_Exercise tasks:_
a) In the text about The Exorcist, how many weeks did Blatty's book stay at No. 1 on the New York Times best-seller list?
b) Translate this sentence from the text about The Exorcist into Spanish: "The next week, Blatty picked up a copy of Time magazine at the airport and found that his book was No. 4 on the best-seller list."
c) Using the text about The Exorcist, explain in one to three sentences why Blatty began writing the novel in the summer of 1969.
[Reading text start]
Blatty says he actually didn't mean to make the book as scary as it turned out. Instead, it was meant to be a novel about faith, in which Father Karras' beliefs are tested by Regan's possession.
"It's a humiliating confession. I have no recollection of intending to frighten anyone at any point in time," he says. "That's Stephen King — he's the master of terror."
An Accidental Success
According to Blatty, his book was initially a disaster. It was so bad that his publisher went so far as to treat him to a farewell lunch. But in the middle of lunch, Blatty got a call from The Dick Cavett Show. They had lost a guest at the last minute and wanted him to fill in.
"I came out onstage, and Dick Cavett said, 'Well, Mr. Blatty I haven't read your book.' I said, 'Well, that's OK, so I'll tell you about it,' " he recalls. "I got to do a 41-minute monologue. That was it."
The next week, Blatty picked up a copy of Time magazine at the airport and found that his book was No. 4 on the best-seller list. Not long after, it reached No. 1 on the New York Times best-seller list — and it stayed there for 17 weeks.
"I still didn't plan on frightening anyone. I sleep with a night light!" Blatty says, laughing. "It was all an accident."
SCOTT SIMON, HOST:
Forty years ago, a novel set off a controversy, which soon grew into a film - and then a firestorm. "The Exorcist," by William Peter Blatty, told the story of a little girl named Regan - at a time when Richard Nixon was president. It was the daughter of a Hollywood star who was shooting a film in the Georgetown neighborhood of Washington, D.C. Funny things start happening in their rented house. They hear noises in the wall; Regan starts speaking in a growl, levitating, spinning her head around, and spitting up green slime. Unusual behavior, even for a 12-year-old. Then her bedroom gets as chilly as a frozen-foods case, and her bed starts flying around the room.
(SOUNDBITE OF MOVIE, "THE EXORCIST")
SIMON: Not exactly 'Mary Poppins,' is it? Forty years after 'The Exorcist' hit the best-seller list, William Peter Blatty has revised, polished and restored some parts of the book, added a whole new character. The result? "The Exorcist: The 40th Anniversary Edition." William Peter Blatty joins us in our studios. Thanks so much for being with us.
WILLIAM PETER BLATTY: Oh, what a pleasure to be invited to be here. Thank you.
SIMON: And what made you revise a novel that has already sold 13 million copies?
BLATTY: When I wrote the novel, books were my love. I was a comic novelist, as a matter of fact, and screenplay writer - "A Shot in the Dark," and that sort of thing.
SIMON: Peter Sellers comedy.
BLATTY: Right. And the summer of 1969 - I recall at the start of that summer, comedy dried up. I could not, as the saying goes, get arrested to write. And I said, what am I going to do? There is this novel I have been thinking about writing since my junior year at Georgetown, and what else have I got to do now? I'll do it. And I worked nine months. And so at about three weeks away from completion, I had an offer to adapt - they call the Willingham novel, "Providence Island," for the screen for Paul Newman - for very, very large bucks. And I raced through the ending of the novel and...
[Reading text end]
[Listing start]
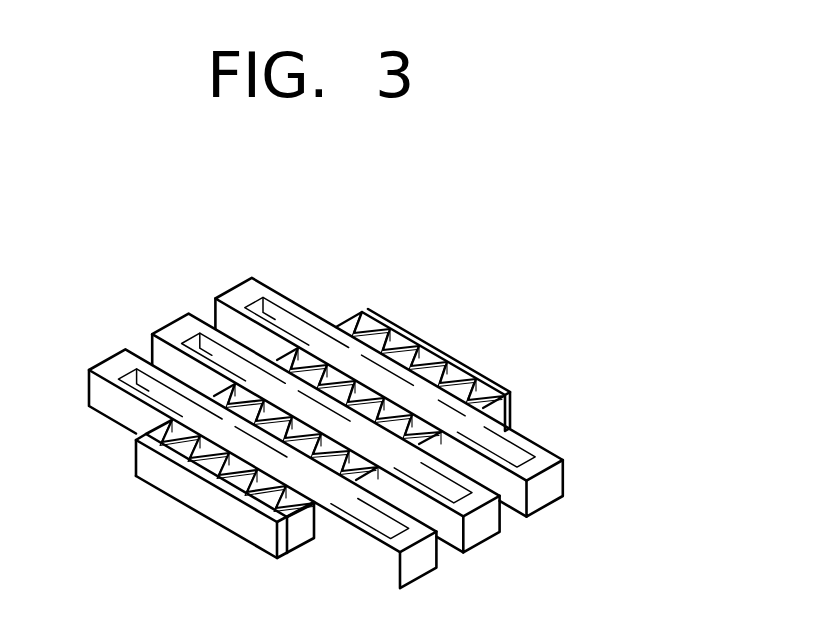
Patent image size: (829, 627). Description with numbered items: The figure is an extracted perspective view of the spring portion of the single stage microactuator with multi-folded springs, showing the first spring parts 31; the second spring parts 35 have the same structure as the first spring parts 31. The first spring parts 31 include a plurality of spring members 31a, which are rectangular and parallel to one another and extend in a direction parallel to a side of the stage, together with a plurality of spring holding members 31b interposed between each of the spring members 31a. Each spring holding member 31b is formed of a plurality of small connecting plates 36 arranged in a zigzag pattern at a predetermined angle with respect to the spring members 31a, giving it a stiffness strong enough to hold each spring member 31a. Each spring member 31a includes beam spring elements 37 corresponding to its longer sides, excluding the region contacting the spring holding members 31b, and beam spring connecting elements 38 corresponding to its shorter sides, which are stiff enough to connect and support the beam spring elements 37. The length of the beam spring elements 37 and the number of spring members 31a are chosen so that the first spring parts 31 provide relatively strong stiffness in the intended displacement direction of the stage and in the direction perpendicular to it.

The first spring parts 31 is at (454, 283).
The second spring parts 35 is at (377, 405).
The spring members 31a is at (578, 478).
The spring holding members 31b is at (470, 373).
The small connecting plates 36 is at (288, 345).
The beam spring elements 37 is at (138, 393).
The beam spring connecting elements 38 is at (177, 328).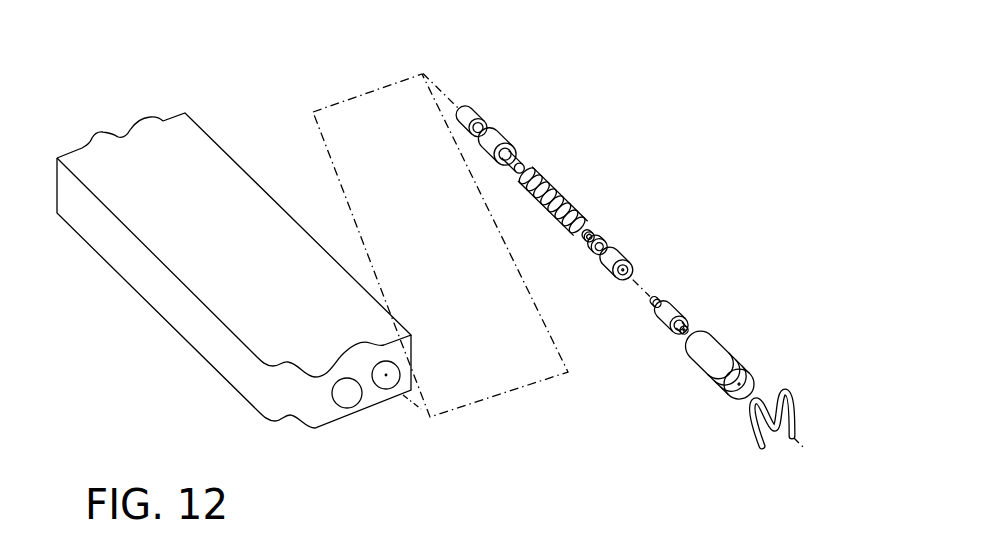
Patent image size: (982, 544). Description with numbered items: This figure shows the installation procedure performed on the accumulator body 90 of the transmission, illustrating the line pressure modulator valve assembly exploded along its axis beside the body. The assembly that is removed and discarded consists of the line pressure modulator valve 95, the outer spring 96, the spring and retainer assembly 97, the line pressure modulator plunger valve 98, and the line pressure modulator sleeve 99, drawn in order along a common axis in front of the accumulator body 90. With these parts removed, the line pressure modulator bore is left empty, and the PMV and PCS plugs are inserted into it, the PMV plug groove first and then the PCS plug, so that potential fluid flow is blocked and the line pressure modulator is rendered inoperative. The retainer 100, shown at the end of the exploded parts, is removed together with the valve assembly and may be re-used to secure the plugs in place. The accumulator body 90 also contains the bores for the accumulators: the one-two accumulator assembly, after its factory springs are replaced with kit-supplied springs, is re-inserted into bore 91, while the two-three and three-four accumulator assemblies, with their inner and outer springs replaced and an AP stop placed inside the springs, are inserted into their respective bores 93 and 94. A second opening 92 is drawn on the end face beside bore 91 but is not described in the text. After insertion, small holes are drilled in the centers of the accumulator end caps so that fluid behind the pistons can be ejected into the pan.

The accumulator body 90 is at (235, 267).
[Listing end]
_Task results:_
a) 17 weeks.

b) La semana siguiente, Blatty consiguió un ejemplar de la revista Time en el aeropuerto y descubrió que su libro ocupaba el puesto número 4 en la lista de los más vendidos.

c) At the start of that summer, comedy work dried up and he could not get hired to write. With nothing else to do, he decided to write the novel he had been thinking about since his junior year at Georgetown.